== Given passage ==
++++++++++

My Search History as a Teen With an Undiagnosed Illness
Clinical trials near me
Clinical trials chronic pain in my area
NICE guidelines neurology referral
Private healthcare Scotland
Disability causing suicide
If I wasn’t so unwell I could be studying, based on my search history. But I am unwell. I’m unwell and I’m struggling. I had dreams of being a forensic psychologist when I was younger; I had a fascination with the brain. I still do. When I grew up a little more, I began looking at careers in the social work sector, specifically supporting young children. I’m still interested in such a career path. But I am unwell. I’m unwell and struggling.
Did you know the average wait time for people with chronic conditions to receive a diagnosis from first speaking to a medical professional about their symptoms is 4.8 years? That’s just to receive a diagnosis, not necessarily an accurate diagnosis. I first saw my GP for my symptoms at age 11. In six days, I will be 17. Six years of battling a system that doesn’t work.
I will be 17, and I will be so unwell that I can’t even think about any kind of celebration without being exhausted. I imagine it will be like any other day; wake up late, spend most of the day in bed, go to sleep. Oh, did I mention the 24/7 insufferable pain, fatigue, nausea, twitches, subluxations, dizziness…
Can’t wait for my special day!

++++++++++

== Data supplied ==

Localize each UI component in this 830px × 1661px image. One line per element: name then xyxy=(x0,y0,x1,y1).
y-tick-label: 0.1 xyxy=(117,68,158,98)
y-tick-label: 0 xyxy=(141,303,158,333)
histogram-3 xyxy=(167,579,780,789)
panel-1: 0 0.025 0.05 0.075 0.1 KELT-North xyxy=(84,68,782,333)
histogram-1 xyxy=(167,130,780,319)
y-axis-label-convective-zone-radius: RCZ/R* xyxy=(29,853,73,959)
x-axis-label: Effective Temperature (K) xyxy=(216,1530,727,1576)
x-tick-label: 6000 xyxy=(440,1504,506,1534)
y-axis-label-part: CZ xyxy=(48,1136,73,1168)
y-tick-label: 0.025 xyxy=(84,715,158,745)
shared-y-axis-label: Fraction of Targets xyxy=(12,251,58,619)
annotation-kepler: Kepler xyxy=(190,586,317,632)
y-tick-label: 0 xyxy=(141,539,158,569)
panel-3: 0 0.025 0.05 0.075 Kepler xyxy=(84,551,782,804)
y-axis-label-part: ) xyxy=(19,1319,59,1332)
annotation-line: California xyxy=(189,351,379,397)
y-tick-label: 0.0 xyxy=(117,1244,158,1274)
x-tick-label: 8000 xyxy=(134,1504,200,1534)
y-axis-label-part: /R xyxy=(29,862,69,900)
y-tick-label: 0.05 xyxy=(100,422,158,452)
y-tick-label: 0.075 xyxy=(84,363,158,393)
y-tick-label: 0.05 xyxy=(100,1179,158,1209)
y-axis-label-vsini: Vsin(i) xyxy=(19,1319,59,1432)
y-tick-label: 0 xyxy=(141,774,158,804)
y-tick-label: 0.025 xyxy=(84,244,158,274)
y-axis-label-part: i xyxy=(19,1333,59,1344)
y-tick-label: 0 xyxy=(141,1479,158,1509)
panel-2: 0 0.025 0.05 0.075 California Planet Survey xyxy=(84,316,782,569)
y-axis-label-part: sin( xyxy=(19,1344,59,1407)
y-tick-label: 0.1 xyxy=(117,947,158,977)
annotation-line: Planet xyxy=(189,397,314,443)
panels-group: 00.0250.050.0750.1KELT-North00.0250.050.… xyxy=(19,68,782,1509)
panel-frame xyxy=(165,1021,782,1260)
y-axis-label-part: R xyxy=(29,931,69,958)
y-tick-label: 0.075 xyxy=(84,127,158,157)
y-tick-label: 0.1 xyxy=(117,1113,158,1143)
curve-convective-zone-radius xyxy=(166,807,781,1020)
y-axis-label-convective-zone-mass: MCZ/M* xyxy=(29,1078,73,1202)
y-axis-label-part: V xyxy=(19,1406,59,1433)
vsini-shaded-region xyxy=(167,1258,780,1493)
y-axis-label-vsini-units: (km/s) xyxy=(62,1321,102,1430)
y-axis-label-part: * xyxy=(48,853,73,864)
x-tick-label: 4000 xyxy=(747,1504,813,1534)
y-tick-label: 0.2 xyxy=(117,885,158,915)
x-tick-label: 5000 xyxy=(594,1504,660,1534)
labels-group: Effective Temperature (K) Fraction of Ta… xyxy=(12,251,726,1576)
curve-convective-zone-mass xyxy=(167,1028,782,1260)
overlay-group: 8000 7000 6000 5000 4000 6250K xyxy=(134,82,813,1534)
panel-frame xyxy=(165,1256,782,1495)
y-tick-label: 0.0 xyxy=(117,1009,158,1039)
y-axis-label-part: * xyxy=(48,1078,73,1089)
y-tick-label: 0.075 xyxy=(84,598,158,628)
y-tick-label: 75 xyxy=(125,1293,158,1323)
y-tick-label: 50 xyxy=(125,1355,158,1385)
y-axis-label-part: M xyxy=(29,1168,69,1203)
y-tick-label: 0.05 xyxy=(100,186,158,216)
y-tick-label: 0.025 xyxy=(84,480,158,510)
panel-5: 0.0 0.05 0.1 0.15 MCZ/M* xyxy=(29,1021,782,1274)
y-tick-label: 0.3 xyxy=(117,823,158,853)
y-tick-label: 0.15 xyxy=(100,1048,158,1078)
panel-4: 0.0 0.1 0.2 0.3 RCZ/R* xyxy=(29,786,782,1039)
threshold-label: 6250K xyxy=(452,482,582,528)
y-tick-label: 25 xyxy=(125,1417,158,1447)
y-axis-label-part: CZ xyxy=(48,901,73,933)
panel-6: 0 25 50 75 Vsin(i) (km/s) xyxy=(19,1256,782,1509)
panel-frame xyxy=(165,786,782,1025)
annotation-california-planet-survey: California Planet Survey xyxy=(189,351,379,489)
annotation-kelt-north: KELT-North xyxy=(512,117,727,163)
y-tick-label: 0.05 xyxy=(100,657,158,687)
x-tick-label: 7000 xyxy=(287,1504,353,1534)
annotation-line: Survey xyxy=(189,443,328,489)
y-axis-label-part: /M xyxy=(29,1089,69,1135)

++++++++++

== Tasks for this exercise ==
1. Set down, word for word, the part of the piece on living with an undiagnosed illness that begins at the words "My Search History as" and stops after the words "unwell and struggling.".
2. Answer these about the piece on living with an undiagnosed illness:
(a) What career did the writer dream of when younger?
(b) What is the average wait, from first raising symptoms with a medical professional, for people with chronic conditions to receive a diagnosis?
(c) At what age did the writer first see a GP about the symptoms?
3. Write what comes next in the piece on living with an undiagnosed illness, starting after its final line.

== Answers to this exercise ==
1.
My Search History as a Teen With an Undiagnosed Illness
Clinical trials near me
Clinical trials chronic pain in my area
NICE guidelines neurology referral
Private healthcare Scotland
Disability causing suicide
If I wasn’t so unwell I could be studying, based on my search history. But I am unwell. I’m unwell and I’m struggling. I had dreams of being a forensic psychologist when I was younger; I had a fascination with the brain. I still do. When I grew up a little more, I began looking at careers in the social work sector, specifically supporting young children. I’m still interested in such a career path. But I am unwell. I’m unwell and struggling.

2.
(a) Forensic psychologist.
(b) 4.8 years.
(c) 11.

3.
London short term rent
Can I live independently at 16
Private rheumatologist
Can I move from Scotland to London for healthcare
Am I crazy
The most recent explanation I have heard from a doctor in reference to my symptoms is: maybe I just need some more friends. I can’t find any studies to show that friends can cure chronic ailments like mine. But doctor knows best, right? In the appointment before that: it was “just” my mental health causing these issues. There was no regard for the timeline of my life, showing a sudden decline in my mental health after I became so unwell that I needed a wheelchair at 14. There is no denying that I have mental health problems, I have no shame in admitting that. However, after a highly credible rheumatologist in London told that doctor that I had clear physical health problems, you’d think they’d listen. Other “explanations” I have heard include growing pains, attention-seeking, laziness, puberty and more.
Maybe it is in my head. Maybe I’m “crazy.” Maybe I am attention-seeking. Or lazy. Or “just a teenager.” Doctors have implanted so much doubt in my mind.
Wheelchair fitting services
Links between mental and physical illness
Can mental illness cause involuntary movement
Patient rights
Am I faking my illness
At this point, I don’t even need to know if there are treatments available. I just need to know that someone, somewhere will care enough to at least try to help. I am unwell. I’m unwell and I’m struggling. But the worst part is: I know I am not alone. I know there are so many other people in similar positions, fighting to get the help they both need and deserve. I know I am not the only person to experience medical gaslighting. I am certainly not the only person to feel so helpless, being pushed to the side by systems that are rigged against us.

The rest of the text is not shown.